● **Task instructions**: From the entries below, copy every line holding the word "description".

[Stored data]
■ ■ ■

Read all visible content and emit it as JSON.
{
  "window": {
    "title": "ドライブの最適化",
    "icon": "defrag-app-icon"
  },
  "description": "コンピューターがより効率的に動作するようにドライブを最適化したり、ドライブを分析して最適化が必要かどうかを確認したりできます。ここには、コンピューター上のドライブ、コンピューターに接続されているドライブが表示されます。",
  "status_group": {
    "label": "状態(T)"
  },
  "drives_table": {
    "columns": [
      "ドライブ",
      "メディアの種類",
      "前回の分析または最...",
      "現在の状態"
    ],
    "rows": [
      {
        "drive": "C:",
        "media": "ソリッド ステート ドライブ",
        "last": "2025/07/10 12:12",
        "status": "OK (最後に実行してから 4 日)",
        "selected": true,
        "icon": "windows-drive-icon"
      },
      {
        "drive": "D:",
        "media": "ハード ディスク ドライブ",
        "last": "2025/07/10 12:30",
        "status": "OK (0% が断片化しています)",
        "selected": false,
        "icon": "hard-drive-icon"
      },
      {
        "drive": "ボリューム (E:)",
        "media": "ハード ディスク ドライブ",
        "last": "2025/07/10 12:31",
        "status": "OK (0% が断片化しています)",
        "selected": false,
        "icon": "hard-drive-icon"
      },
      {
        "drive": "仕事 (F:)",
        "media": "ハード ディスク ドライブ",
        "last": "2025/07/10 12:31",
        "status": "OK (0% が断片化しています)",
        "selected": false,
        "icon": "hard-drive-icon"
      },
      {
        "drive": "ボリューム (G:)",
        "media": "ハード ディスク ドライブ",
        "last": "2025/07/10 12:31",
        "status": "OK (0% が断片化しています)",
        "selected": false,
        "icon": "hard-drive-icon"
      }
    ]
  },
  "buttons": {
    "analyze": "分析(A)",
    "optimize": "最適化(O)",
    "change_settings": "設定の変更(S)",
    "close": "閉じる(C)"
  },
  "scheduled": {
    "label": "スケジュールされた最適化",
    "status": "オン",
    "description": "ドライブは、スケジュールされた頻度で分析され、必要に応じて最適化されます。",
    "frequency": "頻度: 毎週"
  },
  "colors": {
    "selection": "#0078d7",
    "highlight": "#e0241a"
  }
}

■ ■ ■

● **Answer below**:
  "description": "コンピューターがより効率的に動作するようにドライブを最適化したり、ドライブを分析して最適化が必要かどうかを確認したりできます。ここには、コンピューター上のドライブ、コンピューターに接続されているドライブが表示されます。",
    "description": "ドライブは、スケジュールされた頻度で分析され、必要に応じて最適化されます。",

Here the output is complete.